__Supplied information__.
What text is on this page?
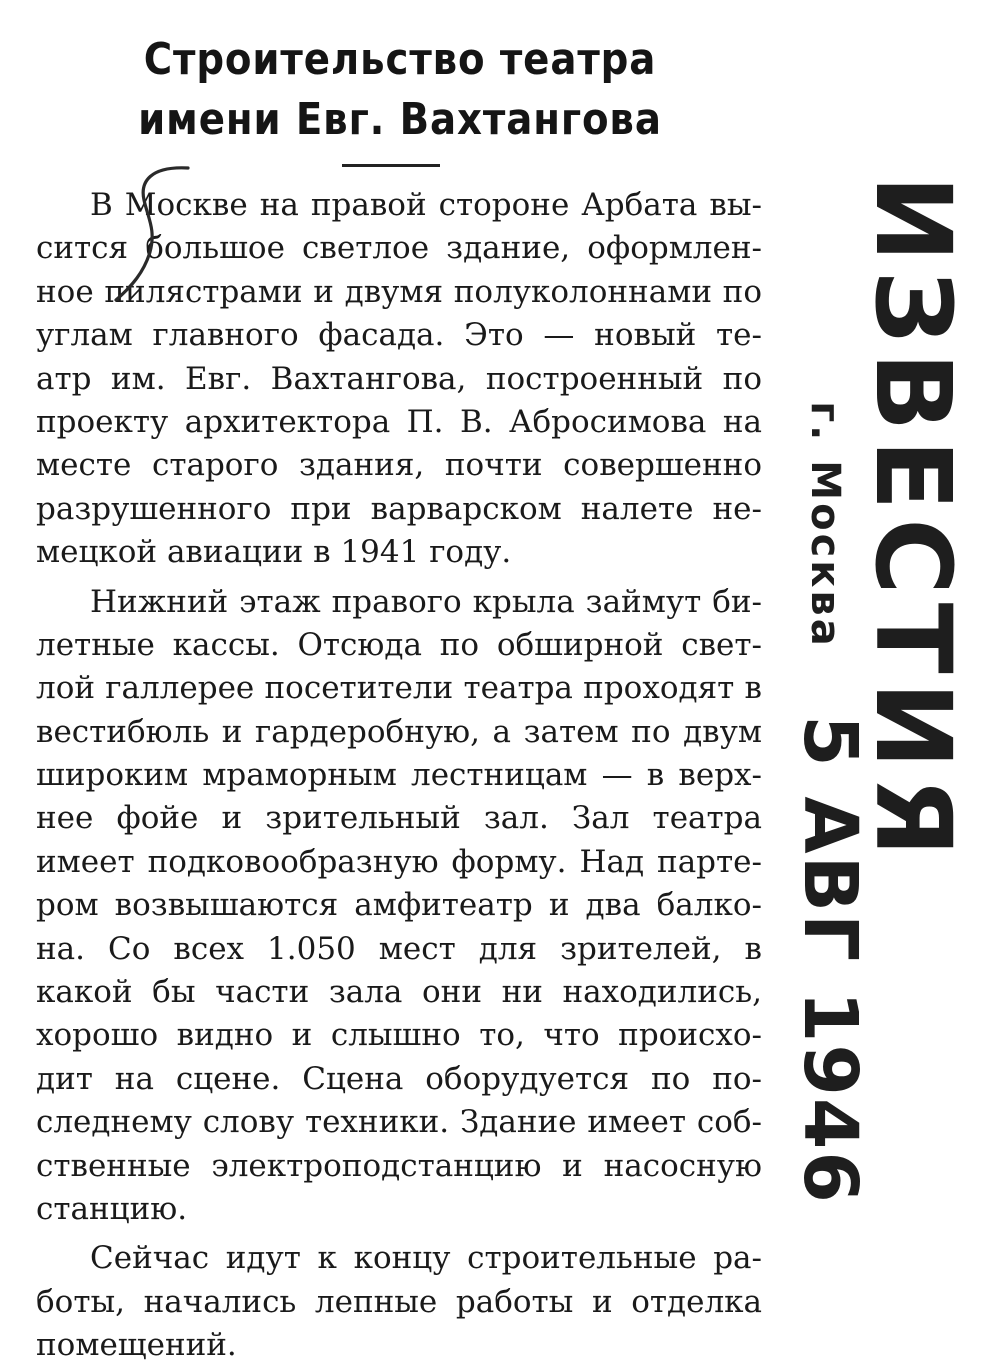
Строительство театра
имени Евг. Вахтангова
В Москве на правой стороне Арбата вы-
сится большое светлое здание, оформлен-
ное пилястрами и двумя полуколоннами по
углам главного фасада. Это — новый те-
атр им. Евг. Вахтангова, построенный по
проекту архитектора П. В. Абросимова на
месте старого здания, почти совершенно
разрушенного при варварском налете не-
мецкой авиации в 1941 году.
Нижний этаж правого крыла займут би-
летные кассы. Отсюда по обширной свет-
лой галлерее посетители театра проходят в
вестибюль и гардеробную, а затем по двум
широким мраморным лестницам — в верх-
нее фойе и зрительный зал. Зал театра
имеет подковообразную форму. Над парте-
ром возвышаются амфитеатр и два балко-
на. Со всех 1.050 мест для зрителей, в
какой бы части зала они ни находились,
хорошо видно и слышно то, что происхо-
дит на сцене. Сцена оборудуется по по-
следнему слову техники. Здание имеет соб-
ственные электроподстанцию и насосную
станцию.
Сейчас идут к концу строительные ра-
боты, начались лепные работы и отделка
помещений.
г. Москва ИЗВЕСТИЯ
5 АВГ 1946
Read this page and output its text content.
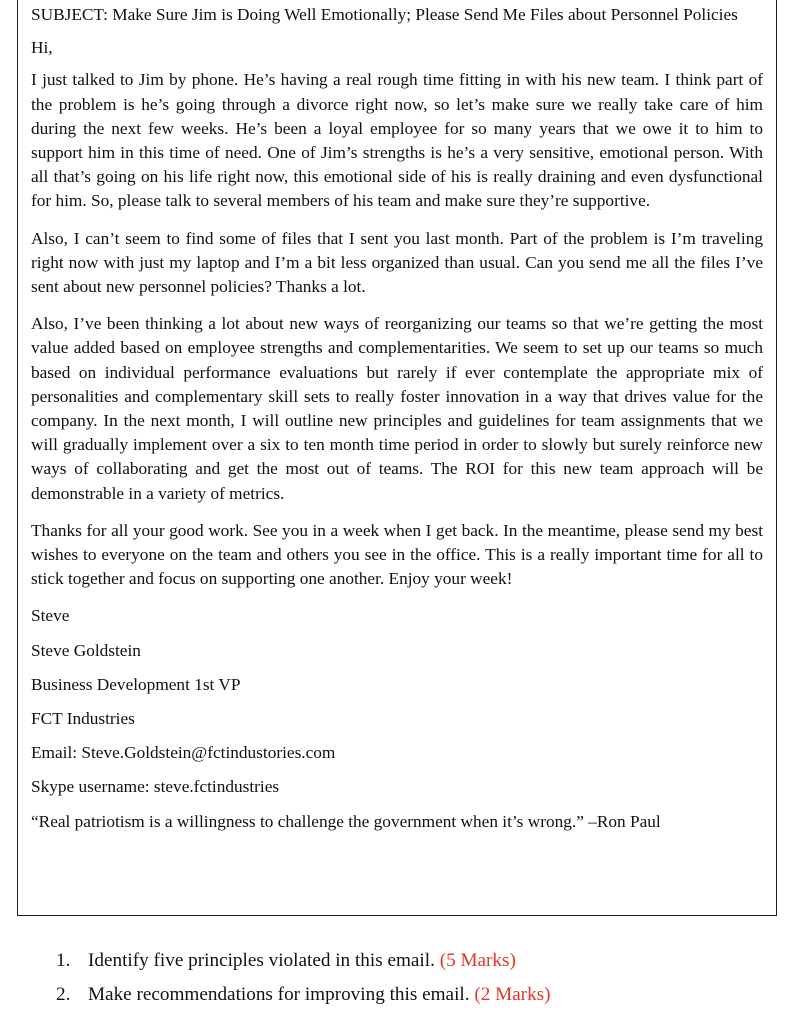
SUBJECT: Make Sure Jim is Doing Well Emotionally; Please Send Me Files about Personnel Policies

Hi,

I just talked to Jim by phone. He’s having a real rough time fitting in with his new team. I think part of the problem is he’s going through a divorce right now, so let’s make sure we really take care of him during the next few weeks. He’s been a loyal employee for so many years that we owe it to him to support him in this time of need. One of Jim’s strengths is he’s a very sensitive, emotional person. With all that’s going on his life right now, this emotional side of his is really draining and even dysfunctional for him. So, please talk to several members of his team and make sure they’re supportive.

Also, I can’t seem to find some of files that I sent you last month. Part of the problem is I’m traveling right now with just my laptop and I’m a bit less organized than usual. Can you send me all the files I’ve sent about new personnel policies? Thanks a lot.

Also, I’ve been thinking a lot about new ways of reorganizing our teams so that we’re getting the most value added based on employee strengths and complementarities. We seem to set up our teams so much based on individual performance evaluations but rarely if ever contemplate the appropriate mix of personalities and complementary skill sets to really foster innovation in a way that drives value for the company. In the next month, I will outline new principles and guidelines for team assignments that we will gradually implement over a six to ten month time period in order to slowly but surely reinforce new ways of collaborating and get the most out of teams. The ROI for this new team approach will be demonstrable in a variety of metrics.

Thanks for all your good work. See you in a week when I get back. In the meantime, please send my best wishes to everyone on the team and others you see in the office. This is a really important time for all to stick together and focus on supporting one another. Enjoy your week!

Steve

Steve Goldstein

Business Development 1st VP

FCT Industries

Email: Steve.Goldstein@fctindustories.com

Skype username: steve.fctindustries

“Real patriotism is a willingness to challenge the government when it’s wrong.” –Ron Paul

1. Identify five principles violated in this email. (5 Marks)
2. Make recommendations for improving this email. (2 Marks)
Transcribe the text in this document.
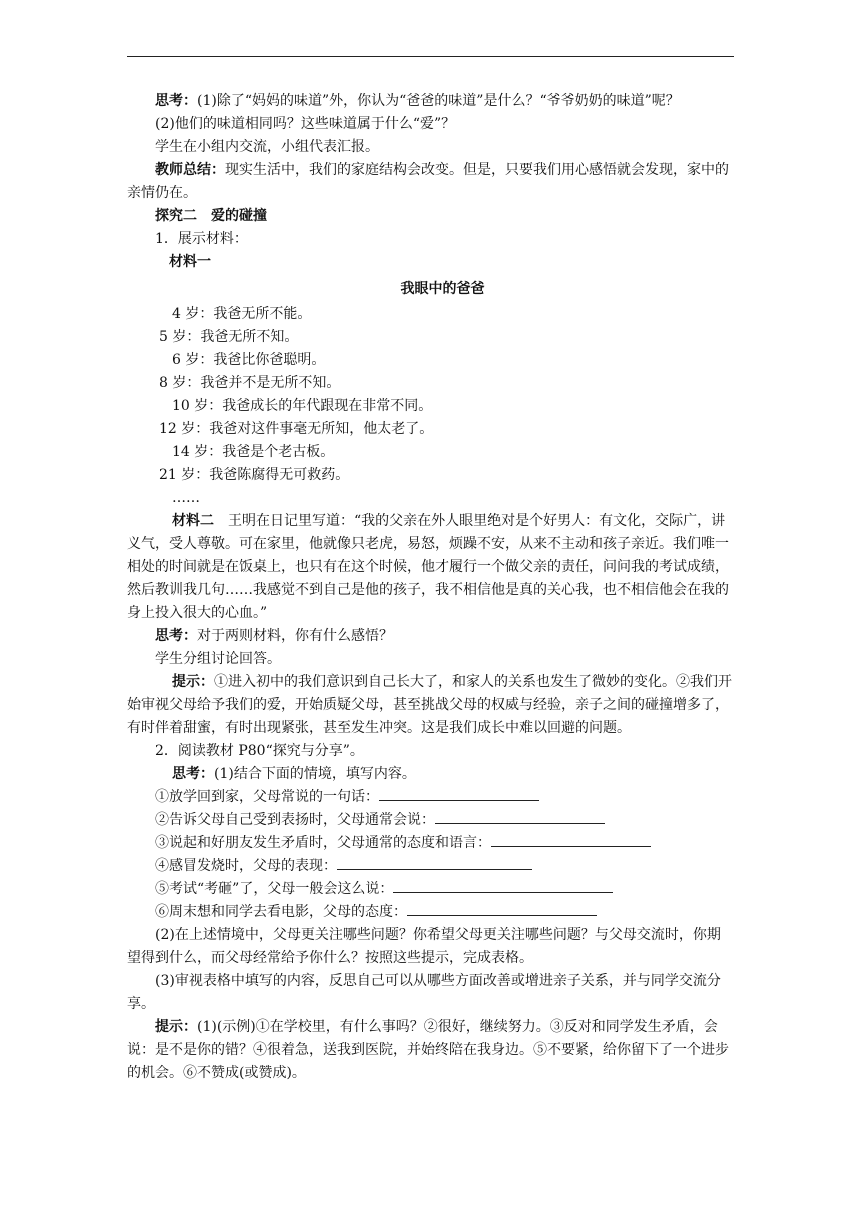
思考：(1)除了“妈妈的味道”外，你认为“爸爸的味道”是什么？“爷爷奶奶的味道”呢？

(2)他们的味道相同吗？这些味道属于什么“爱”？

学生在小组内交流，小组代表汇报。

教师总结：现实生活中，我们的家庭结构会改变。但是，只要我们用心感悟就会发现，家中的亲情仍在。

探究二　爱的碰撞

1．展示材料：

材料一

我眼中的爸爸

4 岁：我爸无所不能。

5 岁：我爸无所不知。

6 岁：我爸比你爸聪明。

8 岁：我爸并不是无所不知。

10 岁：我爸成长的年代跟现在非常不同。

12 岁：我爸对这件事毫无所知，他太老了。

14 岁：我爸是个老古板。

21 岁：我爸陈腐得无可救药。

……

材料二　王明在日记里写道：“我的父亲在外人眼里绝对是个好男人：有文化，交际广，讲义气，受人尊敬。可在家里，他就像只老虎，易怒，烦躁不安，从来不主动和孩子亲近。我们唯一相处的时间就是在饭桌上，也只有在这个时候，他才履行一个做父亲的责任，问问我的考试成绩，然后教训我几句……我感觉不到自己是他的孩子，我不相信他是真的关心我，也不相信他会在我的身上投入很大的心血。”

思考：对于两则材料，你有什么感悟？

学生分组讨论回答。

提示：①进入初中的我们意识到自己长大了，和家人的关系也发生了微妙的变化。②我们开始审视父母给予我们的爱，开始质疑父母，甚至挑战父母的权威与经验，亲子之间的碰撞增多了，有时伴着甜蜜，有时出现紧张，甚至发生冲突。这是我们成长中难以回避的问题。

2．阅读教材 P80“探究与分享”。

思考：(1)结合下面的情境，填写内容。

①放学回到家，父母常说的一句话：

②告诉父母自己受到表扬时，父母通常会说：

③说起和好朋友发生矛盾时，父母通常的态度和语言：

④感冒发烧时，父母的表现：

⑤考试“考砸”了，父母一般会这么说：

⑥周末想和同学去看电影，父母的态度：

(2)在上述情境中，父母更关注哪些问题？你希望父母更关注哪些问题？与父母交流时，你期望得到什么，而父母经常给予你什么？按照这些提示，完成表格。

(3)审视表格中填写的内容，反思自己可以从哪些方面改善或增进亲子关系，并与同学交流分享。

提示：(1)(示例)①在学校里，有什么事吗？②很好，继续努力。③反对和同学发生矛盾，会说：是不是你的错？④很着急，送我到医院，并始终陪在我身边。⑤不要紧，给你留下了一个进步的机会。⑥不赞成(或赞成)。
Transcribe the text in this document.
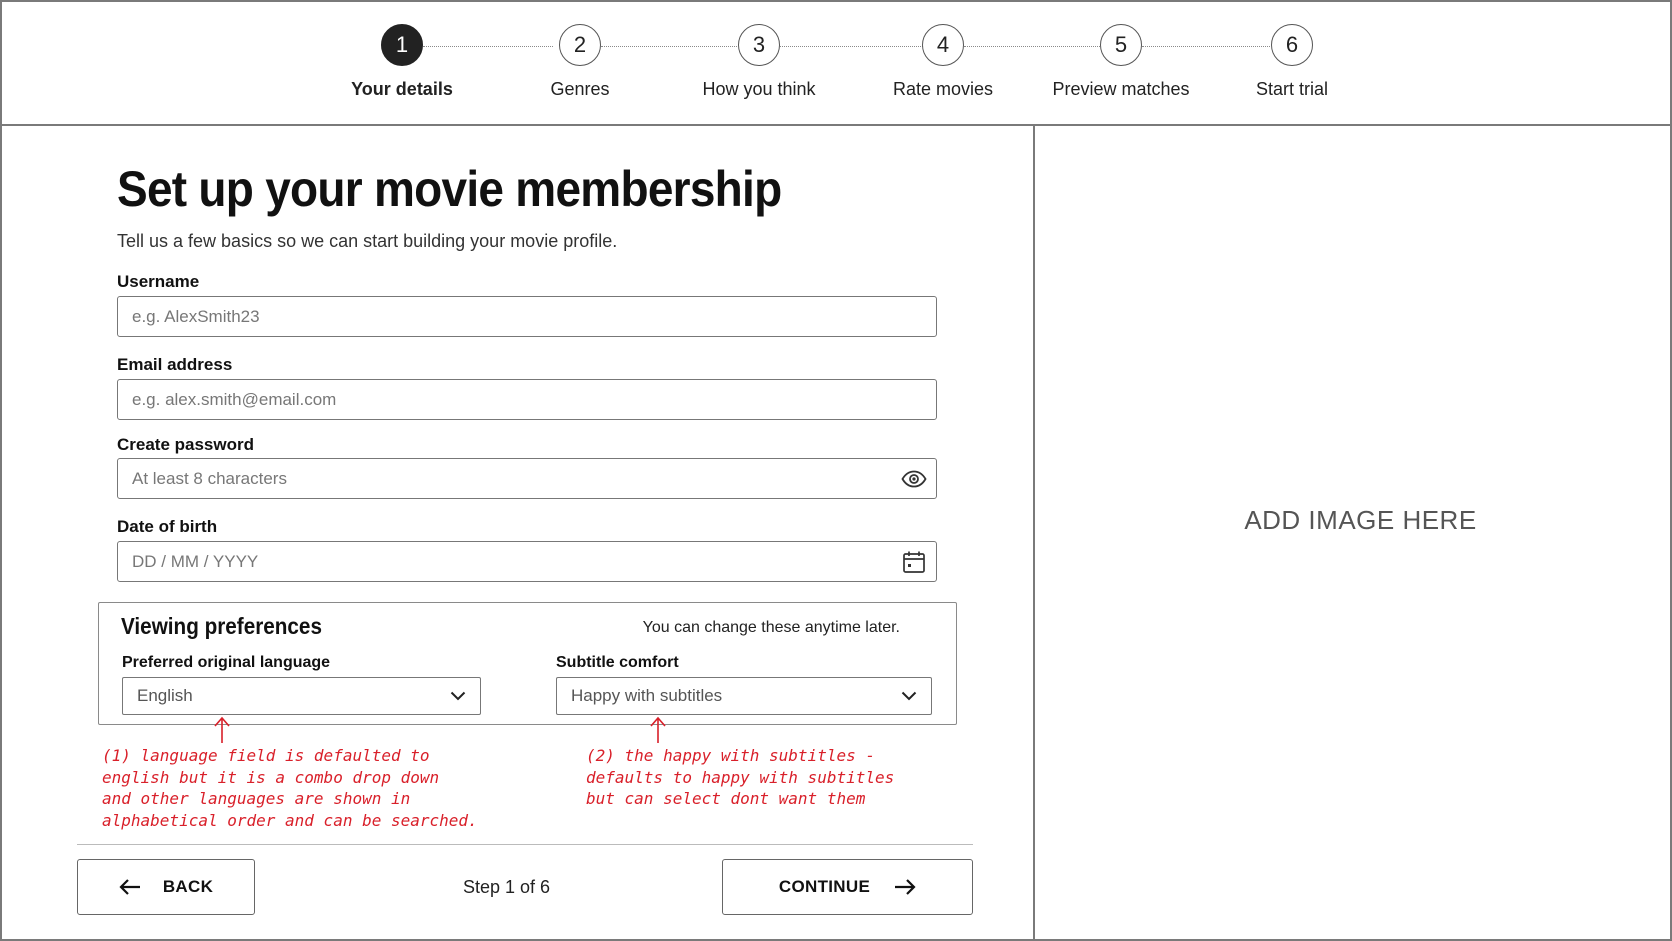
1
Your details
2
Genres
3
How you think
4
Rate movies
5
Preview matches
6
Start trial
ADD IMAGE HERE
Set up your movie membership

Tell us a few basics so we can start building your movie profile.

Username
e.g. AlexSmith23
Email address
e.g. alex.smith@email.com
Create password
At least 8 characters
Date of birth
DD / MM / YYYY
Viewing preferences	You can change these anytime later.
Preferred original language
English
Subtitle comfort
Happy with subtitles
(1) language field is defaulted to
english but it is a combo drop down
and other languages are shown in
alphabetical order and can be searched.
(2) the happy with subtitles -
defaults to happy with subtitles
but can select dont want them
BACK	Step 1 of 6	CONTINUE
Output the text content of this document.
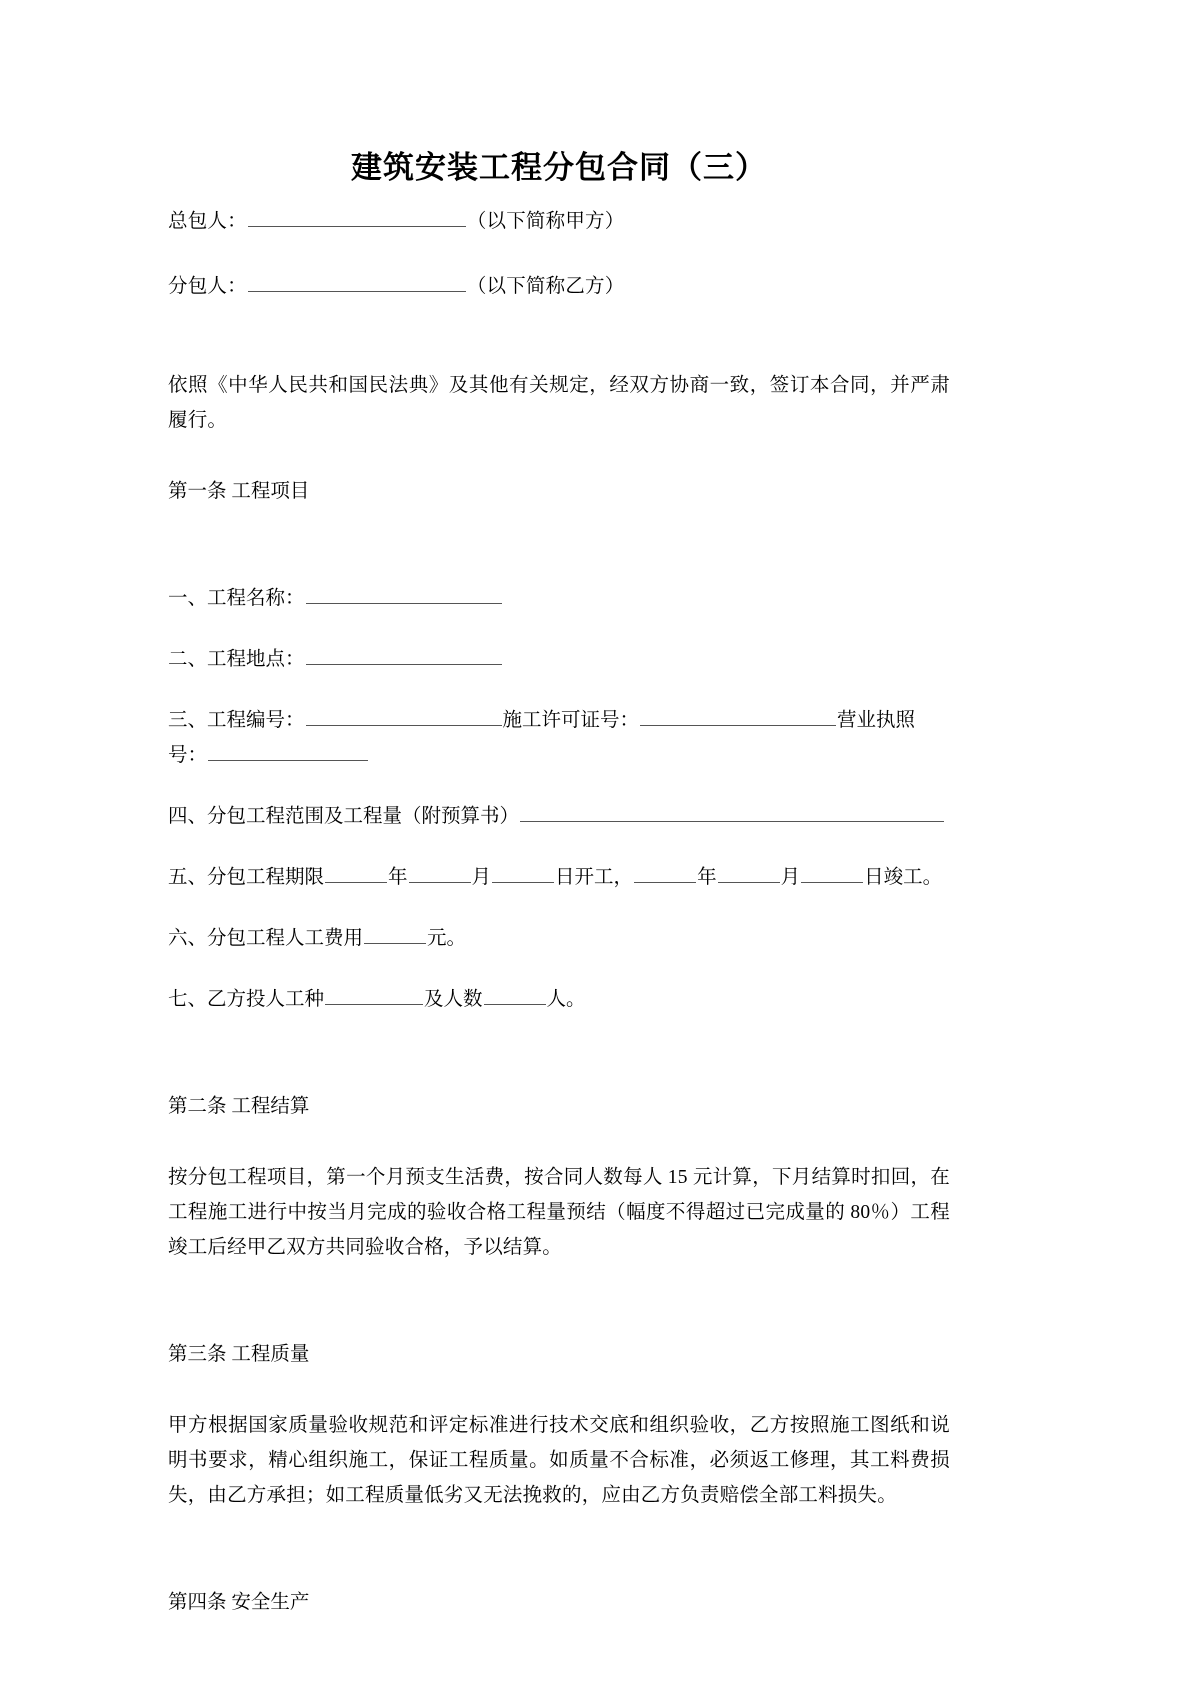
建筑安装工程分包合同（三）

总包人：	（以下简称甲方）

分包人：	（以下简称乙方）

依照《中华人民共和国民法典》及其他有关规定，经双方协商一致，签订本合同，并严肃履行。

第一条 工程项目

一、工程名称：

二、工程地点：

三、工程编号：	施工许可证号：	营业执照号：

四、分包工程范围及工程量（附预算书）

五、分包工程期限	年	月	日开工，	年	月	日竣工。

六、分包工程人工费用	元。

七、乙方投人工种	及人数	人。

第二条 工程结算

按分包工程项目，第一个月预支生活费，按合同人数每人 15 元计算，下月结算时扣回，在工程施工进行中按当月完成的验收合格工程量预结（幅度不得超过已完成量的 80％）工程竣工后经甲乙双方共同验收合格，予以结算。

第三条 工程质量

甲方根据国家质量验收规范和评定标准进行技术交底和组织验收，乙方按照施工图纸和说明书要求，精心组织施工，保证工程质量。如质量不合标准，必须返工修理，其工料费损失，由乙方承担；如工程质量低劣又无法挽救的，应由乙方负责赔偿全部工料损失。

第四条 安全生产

__The problem__. Report how many lines in the records above contain the word "Вахтангова", giving only the number.

__In response__. 2